**Task directions:** Scan the data below for the string "page". Show every line where it turns up.

[Dataset items]
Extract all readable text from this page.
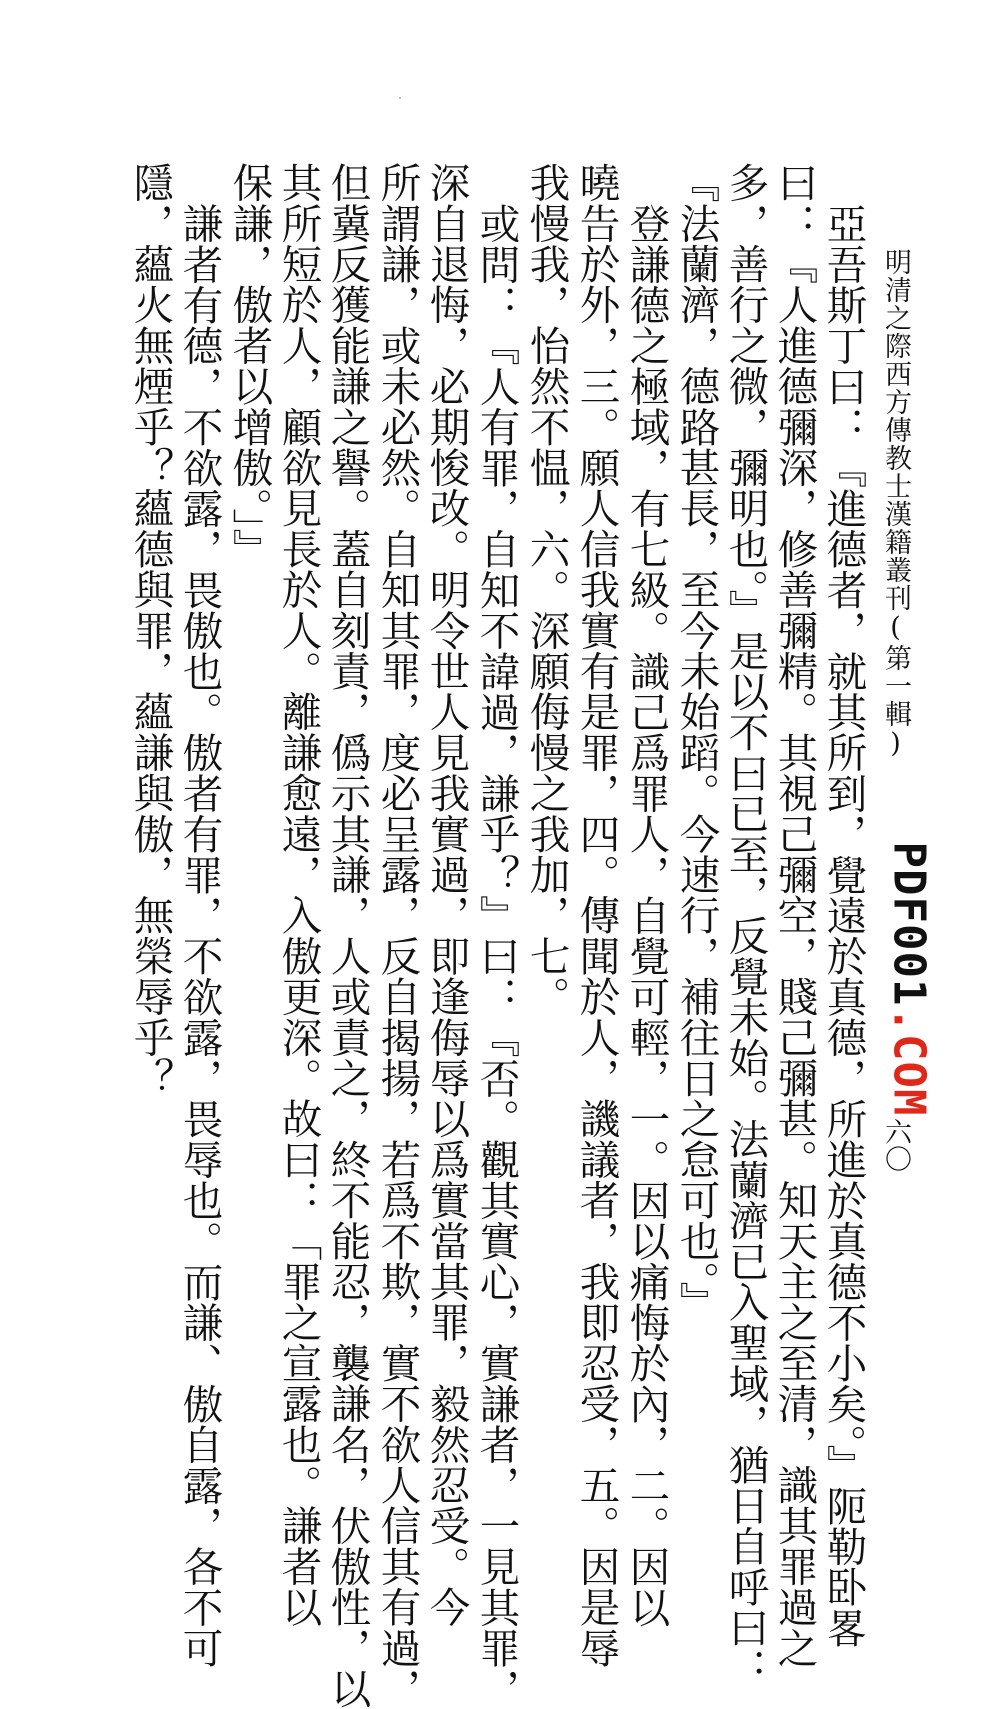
明清之際西方傳教士漢籍叢刊(第一輯)
PDF001.COM
六〇
亞吾斯丁曰：『進德者，就其所到，覺遠於真德，所進於真德不小矣。』阨勒卧畧
曰：『人進德彌深，修善彌精。其視己彌空，賤己彌甚。知天主之至清，識其罪過之
多，善行之微，彌明也。』是以不曰已至，反覺未始。法蘭濟已入聖域，猶日自呼曰：
『法蘭濟，德路甚長，至今未始蹈。今速行，補往日之怠可也。』
登謙德之極域，有七級。識己爲罪人，自覺可輕，一。因以痛悔於內，二。因以
曉告於外，三。願人信我實有是罪，四。傳聞於人，譏議者，我即忍受，五。因是辱
我慢我，怡然不愠，六。深願侮慢之我加，七。
或問：『人有罪，自知不諱過，謙乎？』曰：『否。觀其實心，實謙者，一見其罪，
深自退悔，必期悛改。明令世人見我實過，即逢侮辱以爲實當其罪，毅然忍受。今
所謂謙，或未必然。自知其罪，度必呈露，反自揭揚，若爲不欺，實不欲人信其有過，
但冀反獲能謙之譽。蓋自刻責，僞示其謙，人或責之，終不能忍，襲謙名，伏傲性，以
其所短於人，顧欲見長於人。離謙愈遠，入傲更深。故曰：「罪之宣露也。謙者以
保謙，傲者以增傲。」』
謙者有德，不欲露，畏傲也。傲者有罪，不欲露，畏辱也。而謙、傲自露，各不可
隱，蘊火無煙乎？蘊德與罪，蘊謙與傲，無榮辱乎？
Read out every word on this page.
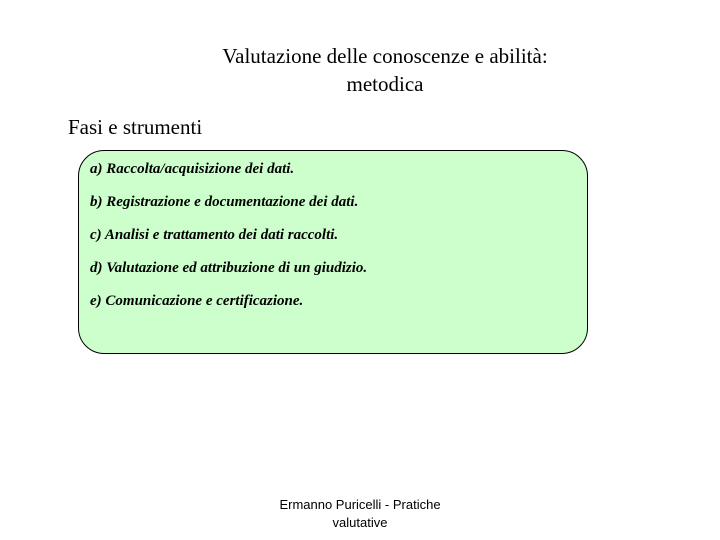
Valutazione delle conoscenze e abilità:
metodica
Fasi e strumenti
a) Raccolta/acquisizione dei dati.
b) Registrazione e documentazione dei dati.
c) Analisi e trattamento dei dati raccolti.
d) Valutazione ed attribuzione di un giudizio.
e) Comunicazione e certificazione.
Ermanno Puricelli - Pratiche
valutative
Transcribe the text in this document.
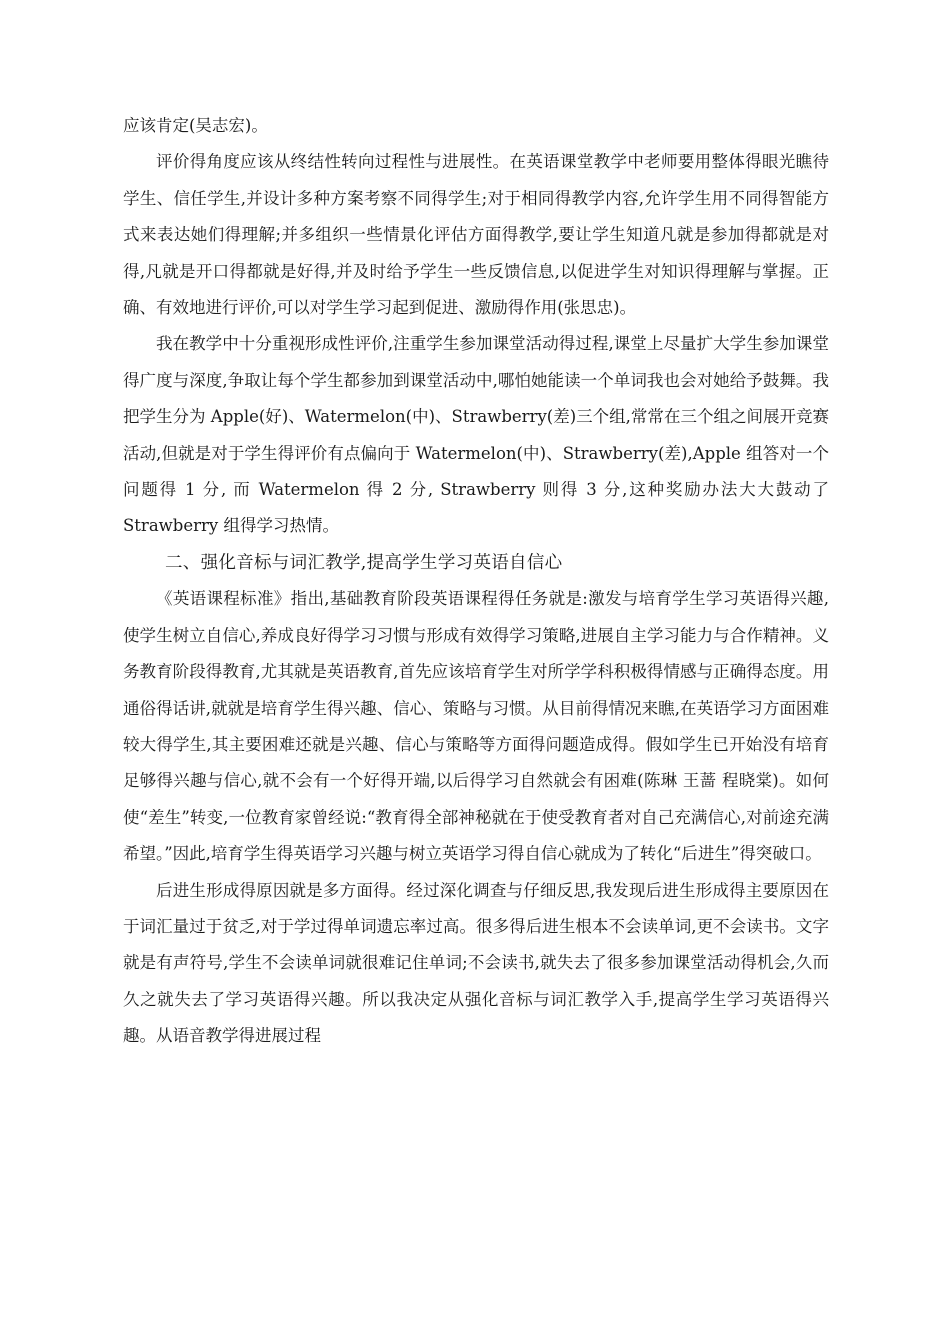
应该肯定(吴志宏)。

评价得角度应该从终结性转向过程性与进展性。在英语课堂教学中老师要用整体得眼光瞧待学生、信任学生,并设计多种方案考察不同得学生;对于相同得教学内容,允许学生用不同得智能方式来表达她们得理解;并多组织一些情景化评估方面得教学,要让学生知道凡就是参加得都就是对得,凡就是开口得都就是好得,并及时给予学生一些反馈信息,以促进学生对知识得理解与掌握。正确、有效地进行评价,可以对学生学习起到促进、激励得作用(张思忠)。

我在教学中十分重视形成性评价,注重学生参加课堂活动得过程,课堂上尽量扩大学生参加课堂得广度与深度,争取让每个学生都参加到课堂活动中,哪怕她能读一个单词我也会对她给予鼓舞。我把学生分为 Apple(好)、Watermelon(中)、Strawberry(差)三个组,常常在三个组之间展开竞赛活动,但就是对于学生得评价有点偏向于 Watermelon(中)、Strawberry(差),Apple 组答对一个问题得 1 分, 而 Watermelon 得 2 分, Strawberry 则得 3 分,这种奖励办法大大鼓动了 Strawberry 组得学习热情。

二、强化音标与词汇教学,提高学生学习英语自信心

《英语课程标准》指出,基础教育阶段英语课程得任务就是:激发与培育学生学习英语得兴趣,使学生树立自信心,养成良好得学习习惯与形成有效得学习策略,进展自主学习能力与合作精神。义务教育阶段得教育,尤其就是英语教育,首先应该培育学生对所学学科积极得情感与正确得态度。用通俗得话讲,就就是培育学生得兴趣、信心、策略与习惯。从目前得情况来瞧,在英语学习方面困难较大得学生,其主要困难还就是兴趣、信心与策略等方面得问题造成得。假如学生已开始没有培育足够得兴趣与信心,就不会有一个好得开端,以后得学习自然就会有困难(陈琳 王蔷 程晓棠)。如何使“差生”转变,一位教育家曾经说:“教育得全部神秘就在于使受教育者对自己充满信心,对前途充满希望。”因此,培育学生得英语学习兴趣与树立英语学习得自信心就成为了转化“后进生”得突破口。

后进生形成得原因就是多方面得。经过深化调查与仔细反思,我发现后进生形成得主要原因在于词汇量过于贫乏,对于学过得单词遗忘率过高。很多得后进生根本不会读单词,更不会读书。文字就是有声符号,学生不会读单词就很难记住单词;不会读书,就失去了很多参加课堂活动得机会,久而久之就失去了学习英语得兴趣。所以我决定从强化音标与词汇教学入手,提高学生学习英语得兴趣。从语音教学得进展过程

**Result for this task:**
Extract all readable text from this page.
Read out every word on this page.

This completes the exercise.